§ **Brief**: Count the lines in the records below that contain the string "thumbnail", and reply with that number alone.

Layout coordinate data
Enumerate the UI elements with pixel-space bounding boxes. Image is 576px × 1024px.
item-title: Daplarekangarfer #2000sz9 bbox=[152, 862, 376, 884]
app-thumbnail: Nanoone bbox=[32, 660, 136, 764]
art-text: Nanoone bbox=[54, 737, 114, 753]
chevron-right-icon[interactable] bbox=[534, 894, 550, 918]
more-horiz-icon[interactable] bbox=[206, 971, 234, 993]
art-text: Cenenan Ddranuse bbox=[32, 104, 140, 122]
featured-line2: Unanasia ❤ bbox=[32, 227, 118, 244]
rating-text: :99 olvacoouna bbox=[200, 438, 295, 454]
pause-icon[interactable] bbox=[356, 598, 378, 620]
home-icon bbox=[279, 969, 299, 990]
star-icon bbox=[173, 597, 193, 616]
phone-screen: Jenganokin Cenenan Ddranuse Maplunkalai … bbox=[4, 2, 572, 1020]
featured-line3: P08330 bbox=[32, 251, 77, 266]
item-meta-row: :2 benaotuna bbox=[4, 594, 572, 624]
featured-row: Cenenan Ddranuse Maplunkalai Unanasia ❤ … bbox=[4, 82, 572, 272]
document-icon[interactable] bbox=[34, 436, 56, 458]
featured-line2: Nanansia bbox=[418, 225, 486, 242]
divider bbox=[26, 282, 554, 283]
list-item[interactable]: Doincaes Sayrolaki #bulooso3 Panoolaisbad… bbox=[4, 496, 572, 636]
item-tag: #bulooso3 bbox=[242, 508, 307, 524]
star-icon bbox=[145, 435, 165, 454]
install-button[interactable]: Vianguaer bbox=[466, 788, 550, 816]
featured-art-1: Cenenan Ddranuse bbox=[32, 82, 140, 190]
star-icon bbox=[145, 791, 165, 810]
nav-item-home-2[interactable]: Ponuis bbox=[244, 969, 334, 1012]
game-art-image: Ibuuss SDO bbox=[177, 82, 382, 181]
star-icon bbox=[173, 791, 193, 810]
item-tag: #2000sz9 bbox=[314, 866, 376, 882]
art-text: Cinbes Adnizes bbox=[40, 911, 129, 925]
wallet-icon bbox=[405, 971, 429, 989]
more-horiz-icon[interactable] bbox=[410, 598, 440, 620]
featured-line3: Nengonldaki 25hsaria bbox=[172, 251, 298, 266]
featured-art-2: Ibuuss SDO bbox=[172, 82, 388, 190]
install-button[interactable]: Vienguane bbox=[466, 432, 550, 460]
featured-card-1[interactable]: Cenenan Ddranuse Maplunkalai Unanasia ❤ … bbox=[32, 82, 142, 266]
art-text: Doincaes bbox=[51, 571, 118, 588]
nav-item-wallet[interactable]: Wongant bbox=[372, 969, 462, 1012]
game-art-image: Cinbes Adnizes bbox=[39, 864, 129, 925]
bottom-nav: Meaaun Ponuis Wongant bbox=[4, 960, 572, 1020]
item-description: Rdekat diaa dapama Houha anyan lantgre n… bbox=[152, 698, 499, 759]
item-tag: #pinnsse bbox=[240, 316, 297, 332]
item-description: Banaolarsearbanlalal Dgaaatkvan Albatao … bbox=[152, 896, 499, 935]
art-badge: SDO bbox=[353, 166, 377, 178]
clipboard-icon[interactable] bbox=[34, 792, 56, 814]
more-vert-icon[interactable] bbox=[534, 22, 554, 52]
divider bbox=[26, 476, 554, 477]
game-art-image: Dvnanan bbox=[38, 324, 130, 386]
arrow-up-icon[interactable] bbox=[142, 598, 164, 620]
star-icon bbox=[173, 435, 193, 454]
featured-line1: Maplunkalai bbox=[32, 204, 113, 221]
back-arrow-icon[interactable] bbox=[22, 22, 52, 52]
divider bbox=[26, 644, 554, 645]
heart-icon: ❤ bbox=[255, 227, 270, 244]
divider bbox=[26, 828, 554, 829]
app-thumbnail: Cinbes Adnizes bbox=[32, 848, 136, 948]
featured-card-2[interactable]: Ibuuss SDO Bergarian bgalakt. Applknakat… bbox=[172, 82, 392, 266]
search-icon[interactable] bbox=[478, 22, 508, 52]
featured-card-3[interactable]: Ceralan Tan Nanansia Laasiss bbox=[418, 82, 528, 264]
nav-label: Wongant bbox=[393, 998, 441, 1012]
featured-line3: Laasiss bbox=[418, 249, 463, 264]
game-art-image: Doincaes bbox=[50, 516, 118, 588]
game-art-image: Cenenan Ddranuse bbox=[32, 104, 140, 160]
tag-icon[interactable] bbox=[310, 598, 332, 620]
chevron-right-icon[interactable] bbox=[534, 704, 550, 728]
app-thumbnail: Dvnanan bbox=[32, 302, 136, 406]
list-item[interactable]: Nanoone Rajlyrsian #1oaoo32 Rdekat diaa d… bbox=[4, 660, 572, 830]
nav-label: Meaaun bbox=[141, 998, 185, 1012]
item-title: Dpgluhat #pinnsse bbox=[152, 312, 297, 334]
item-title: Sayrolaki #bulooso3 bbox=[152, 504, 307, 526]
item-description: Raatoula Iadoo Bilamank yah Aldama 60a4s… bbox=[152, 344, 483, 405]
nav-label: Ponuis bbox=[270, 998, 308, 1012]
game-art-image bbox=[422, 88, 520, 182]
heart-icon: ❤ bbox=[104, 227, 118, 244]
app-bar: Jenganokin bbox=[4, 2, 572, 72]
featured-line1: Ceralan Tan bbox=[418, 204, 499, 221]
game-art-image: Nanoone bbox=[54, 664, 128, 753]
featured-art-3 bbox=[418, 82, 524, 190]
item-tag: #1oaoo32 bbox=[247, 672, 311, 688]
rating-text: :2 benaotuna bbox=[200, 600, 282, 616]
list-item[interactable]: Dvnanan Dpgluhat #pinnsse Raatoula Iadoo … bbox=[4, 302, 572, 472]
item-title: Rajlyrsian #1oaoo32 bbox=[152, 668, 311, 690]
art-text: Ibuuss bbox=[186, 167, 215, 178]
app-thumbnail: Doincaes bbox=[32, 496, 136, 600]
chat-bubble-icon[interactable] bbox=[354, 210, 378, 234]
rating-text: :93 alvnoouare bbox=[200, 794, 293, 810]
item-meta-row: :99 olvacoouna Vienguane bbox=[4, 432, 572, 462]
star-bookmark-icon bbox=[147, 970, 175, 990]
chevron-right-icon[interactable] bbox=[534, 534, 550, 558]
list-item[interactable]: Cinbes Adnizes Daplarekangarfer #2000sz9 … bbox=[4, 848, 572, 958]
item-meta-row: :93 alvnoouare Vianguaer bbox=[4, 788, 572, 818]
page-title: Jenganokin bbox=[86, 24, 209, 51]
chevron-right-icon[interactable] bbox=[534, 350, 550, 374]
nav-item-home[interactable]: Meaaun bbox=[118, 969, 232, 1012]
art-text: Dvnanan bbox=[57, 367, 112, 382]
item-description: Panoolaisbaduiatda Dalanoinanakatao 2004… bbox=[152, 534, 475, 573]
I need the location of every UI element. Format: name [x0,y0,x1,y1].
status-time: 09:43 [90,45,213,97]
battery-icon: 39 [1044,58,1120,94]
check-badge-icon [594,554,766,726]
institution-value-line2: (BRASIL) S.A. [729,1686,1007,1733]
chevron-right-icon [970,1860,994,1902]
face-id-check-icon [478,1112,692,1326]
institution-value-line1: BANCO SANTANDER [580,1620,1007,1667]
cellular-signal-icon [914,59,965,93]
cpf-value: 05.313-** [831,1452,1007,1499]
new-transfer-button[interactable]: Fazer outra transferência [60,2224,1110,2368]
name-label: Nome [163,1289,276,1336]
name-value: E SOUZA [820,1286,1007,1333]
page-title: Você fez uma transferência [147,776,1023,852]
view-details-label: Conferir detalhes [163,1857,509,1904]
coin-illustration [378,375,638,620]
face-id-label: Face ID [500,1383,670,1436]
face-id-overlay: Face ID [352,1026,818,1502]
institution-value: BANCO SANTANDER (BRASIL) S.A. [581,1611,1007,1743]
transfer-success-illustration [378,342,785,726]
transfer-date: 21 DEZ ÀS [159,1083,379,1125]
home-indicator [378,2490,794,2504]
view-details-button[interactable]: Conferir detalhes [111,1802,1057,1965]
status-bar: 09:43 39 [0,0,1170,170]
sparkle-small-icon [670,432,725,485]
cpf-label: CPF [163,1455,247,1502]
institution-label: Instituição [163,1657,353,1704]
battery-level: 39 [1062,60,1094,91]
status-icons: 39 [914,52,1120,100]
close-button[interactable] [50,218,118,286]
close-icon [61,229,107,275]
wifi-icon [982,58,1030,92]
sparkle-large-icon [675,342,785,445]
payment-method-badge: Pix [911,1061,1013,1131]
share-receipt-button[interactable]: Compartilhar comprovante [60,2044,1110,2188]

§ **Response**: 4